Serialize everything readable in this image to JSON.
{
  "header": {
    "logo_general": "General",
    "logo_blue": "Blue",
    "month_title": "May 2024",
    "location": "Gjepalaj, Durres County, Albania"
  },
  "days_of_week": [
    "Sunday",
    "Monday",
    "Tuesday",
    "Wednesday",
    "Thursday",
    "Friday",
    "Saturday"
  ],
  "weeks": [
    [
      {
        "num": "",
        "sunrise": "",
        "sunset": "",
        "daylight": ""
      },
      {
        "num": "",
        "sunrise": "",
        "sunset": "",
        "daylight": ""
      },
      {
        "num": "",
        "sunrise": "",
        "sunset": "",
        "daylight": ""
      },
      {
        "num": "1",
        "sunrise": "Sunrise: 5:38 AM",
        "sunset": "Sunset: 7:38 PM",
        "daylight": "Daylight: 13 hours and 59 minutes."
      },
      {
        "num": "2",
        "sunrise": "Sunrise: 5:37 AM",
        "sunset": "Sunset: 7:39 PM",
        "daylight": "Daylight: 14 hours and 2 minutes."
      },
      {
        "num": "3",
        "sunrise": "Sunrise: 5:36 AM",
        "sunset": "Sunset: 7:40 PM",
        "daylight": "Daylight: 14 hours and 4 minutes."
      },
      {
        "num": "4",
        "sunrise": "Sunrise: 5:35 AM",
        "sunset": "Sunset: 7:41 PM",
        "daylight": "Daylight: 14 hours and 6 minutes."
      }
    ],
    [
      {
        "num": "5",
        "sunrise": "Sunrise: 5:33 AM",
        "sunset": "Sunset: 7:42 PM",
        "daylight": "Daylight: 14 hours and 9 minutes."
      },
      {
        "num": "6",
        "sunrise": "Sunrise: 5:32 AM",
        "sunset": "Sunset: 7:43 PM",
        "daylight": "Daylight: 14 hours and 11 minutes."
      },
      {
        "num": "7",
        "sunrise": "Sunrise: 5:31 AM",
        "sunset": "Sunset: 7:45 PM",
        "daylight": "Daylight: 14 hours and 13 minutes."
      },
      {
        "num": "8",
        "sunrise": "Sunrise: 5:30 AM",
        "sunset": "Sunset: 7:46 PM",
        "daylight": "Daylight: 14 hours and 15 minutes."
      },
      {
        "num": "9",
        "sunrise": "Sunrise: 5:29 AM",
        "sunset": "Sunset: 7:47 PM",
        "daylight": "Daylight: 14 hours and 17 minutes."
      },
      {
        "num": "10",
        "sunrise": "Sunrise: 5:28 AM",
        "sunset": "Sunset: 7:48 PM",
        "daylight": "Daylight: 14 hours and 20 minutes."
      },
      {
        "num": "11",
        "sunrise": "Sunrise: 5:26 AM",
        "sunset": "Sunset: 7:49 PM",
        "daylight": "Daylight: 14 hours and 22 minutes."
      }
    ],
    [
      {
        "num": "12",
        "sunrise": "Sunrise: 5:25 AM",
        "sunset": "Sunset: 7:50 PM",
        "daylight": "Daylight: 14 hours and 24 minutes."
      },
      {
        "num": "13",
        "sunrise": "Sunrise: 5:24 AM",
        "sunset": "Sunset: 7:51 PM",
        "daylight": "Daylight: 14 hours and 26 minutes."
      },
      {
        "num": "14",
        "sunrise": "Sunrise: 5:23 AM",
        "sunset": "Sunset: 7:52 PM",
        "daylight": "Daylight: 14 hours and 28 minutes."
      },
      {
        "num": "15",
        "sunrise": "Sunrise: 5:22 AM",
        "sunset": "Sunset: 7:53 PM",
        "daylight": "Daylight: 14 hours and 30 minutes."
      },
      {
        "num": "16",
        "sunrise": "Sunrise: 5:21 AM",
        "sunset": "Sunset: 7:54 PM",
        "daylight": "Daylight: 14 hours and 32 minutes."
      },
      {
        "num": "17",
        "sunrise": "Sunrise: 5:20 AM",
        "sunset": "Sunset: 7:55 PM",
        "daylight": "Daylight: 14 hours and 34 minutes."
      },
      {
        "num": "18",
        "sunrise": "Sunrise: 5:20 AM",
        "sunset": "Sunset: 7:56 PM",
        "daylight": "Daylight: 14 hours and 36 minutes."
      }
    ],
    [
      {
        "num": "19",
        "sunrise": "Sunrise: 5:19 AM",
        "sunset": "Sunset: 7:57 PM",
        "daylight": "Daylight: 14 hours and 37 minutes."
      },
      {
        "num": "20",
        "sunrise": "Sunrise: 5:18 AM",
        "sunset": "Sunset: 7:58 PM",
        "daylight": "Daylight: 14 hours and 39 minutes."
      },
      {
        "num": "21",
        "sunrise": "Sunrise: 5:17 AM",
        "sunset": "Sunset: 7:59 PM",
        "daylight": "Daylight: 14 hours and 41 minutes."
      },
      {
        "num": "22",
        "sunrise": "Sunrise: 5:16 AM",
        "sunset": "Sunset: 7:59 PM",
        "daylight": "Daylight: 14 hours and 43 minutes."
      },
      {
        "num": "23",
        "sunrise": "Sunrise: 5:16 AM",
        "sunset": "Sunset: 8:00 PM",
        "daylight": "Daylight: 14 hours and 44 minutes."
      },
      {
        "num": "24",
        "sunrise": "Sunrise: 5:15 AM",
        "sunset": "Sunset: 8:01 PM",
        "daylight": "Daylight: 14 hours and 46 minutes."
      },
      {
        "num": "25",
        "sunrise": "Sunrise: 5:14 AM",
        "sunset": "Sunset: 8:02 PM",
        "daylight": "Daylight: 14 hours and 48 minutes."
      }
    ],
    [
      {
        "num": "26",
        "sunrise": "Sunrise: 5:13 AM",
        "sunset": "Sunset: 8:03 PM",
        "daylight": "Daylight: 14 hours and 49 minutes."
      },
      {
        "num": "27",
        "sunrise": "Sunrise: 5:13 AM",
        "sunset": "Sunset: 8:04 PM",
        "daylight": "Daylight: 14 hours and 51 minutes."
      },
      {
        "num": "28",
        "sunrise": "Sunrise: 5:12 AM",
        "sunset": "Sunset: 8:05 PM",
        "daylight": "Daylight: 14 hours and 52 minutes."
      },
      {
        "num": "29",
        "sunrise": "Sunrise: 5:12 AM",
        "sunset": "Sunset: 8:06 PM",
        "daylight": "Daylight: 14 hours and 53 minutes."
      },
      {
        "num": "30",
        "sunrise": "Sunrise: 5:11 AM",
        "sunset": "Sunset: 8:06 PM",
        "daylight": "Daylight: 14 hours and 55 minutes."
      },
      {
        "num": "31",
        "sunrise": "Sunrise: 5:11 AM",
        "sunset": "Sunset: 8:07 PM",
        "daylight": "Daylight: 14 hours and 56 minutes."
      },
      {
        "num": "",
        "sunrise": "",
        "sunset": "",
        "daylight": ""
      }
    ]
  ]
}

**Directions for this task**
Retype the material above, line by line, exactly.

**Exercise response**
Serialize everything readable in this image to JSON.
{
  "header": {
    "logo_general": "General",
    "logo_blue": "Blue",
    "month_title": "May 2024",
    "location": "Gjepalaj, Durres County, Albania"
  },
  "days_of_week": [
    "Sunday",
    "Monday",
    "Tuesday",
    "Wednesday",
    "Thursday",
    "Friday",
    "Saturday"
  ],
  "weeks": [
    [
      {
        "num": "",
        "sunrise": "",
        "sunset": "",
        "daylight": ""
      },
      {
        "num": "",
        "sunrise": "",
        "sunset": "",
        "daylight": ""
      },
      {
        "num": "",
        "sunrise": "",
        "sunset": "",
        "daylight": ""
      },
      {
        "num": "1",
        "sunrise": "Sunrise: 5:38 AM",
        "sunset": "Sunset: 7:38 PM",
        "daylight": "Daylight: 13 hours and 59 minutes."
      },
      {
        "num": "2",
        "sunrise": "Sunrise: 5:37 AM",
        "sunset": "Sunset: 7:39 PM",
        "daylight": "Daylight: 14 hours and 2 minutes."
      },
      {
        "num": "3",
        "sunrise": "Sunrise: 5:36 AM",
        "sunset": "Sunset: 7:40 PM",
        "daylight": "Daylight: 14 hours and 4 minutes."
      },
      {
        "num": "4",
        "sunrise": "Sunrise: 5:35 AM",
        "sunset": "Sunset: 7:41 PM",
        "daylight": "Daylight: 14 hours and 6 minutes."
      }
    ],
    [
      {
        "num": "5",
        "sunrise": "Sunrise: 5:33 AM",
        "sunset": "Sunset: 7:42 PM",
        "daylight": "Daylight: 14 hours and 9 minutes."
      },
      {
        "num": "6",
        "sunrise": "Sunrise: 5:32 AM",
        "sunset": "Sunset: 7:43 PM",
        "daylight": "Daylight: 14 hours and 11 minutes."
      },
      {
        "num": "7",
        "sunrise": "Sunrise: 5:31 AM",
        "sunset": "Sunset: 7:45 PM",
        "daylight": "Daylight: 14 hours and 13 minutes."
      },
      {
        "num": "8",
        "sunrise": "Sunrise: 5:30 AM",
        "sunset": "Sunset: 7:46 PM",
        "daylight": "Daylight: 14 hours and 15 minutes."
      },
      {
        "num": "9",
        "sunrise": "Sunrise: 5:29 AM",
        "sunset": "Sunset: 7:47 PM",
        "daylight": "Daylight: 14 hours and 17 minutes."
      },
      {
        "num": "10",
        "sunrise": "Sunrise: 5:28 AM",
        "sunset": "Sunset: 7:48 PM",
        "daylight": "Daylight: 14 hours and 20 minutes."
      },
      {
        "num": "11",
        "sunrise": "Sunrise: 5:26 AM",
        "sunset": "Sunset: 7:49 PM",
        "daylight": "Daylight: 14 hours and 22 minutes."
      }
    ],
    [
      {
        "num": "12",
        "sunrise": "Sunrise: 5:25 AM",
        "sunset": "Sunset: 7:50 PM",
        "daylight": "Daylight: 14 hours and 24 minutes."
      },
      {
        "num": "13",
        "sunrise": "Sunrise: 5:24 AM",
        "sunset": "Sunset: 7:51 PM",
        "daylight": "Daylight: 14 hours and 26 minutes."
      },
      {
        "num": "14",
        "sunrise": "Sunrise: 5:23 AM",
        "sunset": "Sunset: 7:52 PM",
        "daylight": "Daylight: 14 hours and 28 minutes."
      },
      {
        "num": "15",
        "sunrise": "Sunrise: 5:22 AM",
        "sunset": "Sunset: 7:53 PM",
        "daylight": "Daylight: 14 hours and 30 minutes."
      },
      {
        "num": "16",
        "sunrise": "Sunrise: 5:21 AM",
        "sunset": "Sunset: 7:54 PM",
        "daylight": "Daylight: 14 hours and 32 minutes."
      },
      {
        "num": "17",
        "sunrise": "Sunrise: 5:20 AM",
        "sunset": "Sunset: 7:55 PM",
        "daylight": "Daylight: 14 hours and 34 minutes."
      },
      {
        "num": "18",
        "sunrise": "Sunrise: 5:20 AM",
        "sunset": "Sunset: 7:56 PM",
        "daylight": "Daylight: 14 hours and 36 minutes."
      }
    ],
    [
      {
        "num": "19",
        "sunrise": "Sunrise: 5:19 AM",
        "sunset": "Sunset: 7:57 PM",
        "daylight": "Daylight: 14 hours and 37 minutes."
      },
      {
        "num": "20",
        "sunrise": "Sunrise: 5:18 AM",
        "sunset": "Sunset: 7:58 PM",
        "daylight": "Daylight: 14 hours and 39 minutes."
      },
      {
        "num": "21",
        "sunrise": "Sunrise: 5:17 AM",
        "sunset": "Sunset: 7:59 PM",
        "daylight": "Daylight: 14 hours and 41 minutes."
      },
      {
        "num": "22",
        "sunrise": "Sunrise: 5:16 AM",
        "sunset": "Sunset: 7:59 PM",
        "daylight": "Daylight: 14 hours and 43 minutes."
      },
      {
        "num": "23",
        "sunrise": "Sunrise: 5:16 AM",
        "sunset": "Sunset: 8:00 PM",
        "daylight": "Daylight: 14 hours and 44 minutes."
      },
      {
        "num": "24",
        "sunrise": "Sunrise: 5:15 AM",
        "sunset": "Sunset: 8:01 PM",
        "daylight": "Daylight: 14 hours and 46 minutes."
      },
      {
        "num": "25",
        "sunrise": "Sunrise: 5:14 AM",
        "sunset": "Sunset: 8:02 PM",
        "daylight": "Daylight: 14 hours and 48 minutes."
      }
    ],
    [
      {
        "num": "26",
        "sunrise": "Sunrise: 5:13 AM",
        "sunset": "Sunset: 8:03 PM",
        "daylight": "Daylight: 14 hours and 49 minutes."
      },
      {
        "num": "27",
        "sunrise": "Sunrise: 5:13 AM",
        "sunset": "Sunset: 8:04 PM",
        "daylight": "Daylight: 14 hours and 51 minutes."
      },
      {
        "num": "28",
        "sunrise": "Sunrise: 5:12 AM",
        "sunset": "Sunset: 8:05 PM",
        "daylight": "Daylight: 14 hours and 52 minutes."
      },
      {
        "num": "29",
        "sunrise": "Sunrise: 5:12 AM",
        "sunset": "Sunset: 8:06 PM",
        "daylight": "Daylight: 14 hours and 53 minutes."
      },
      {
        "num": "30",
        "sunrise": "Sunrise: 5:11 AM",
        "sunset": "Sunset: 8:06 PM",
        "daylight": "Daylight: 14 hours and 55 minutes."
      },
      {
        "num": "31",
        "sunrise": "Sunrise: 5:11 AM",
        "sunset": "Sunset: 8:07 PM",
        "daylight": "Daylight: 14 hours and 56 minutes."
      },
      {
        "num": "",
        "sunrise": "",
        "sunset": "",
        "daylight": ""
      }
    ]
  ]
}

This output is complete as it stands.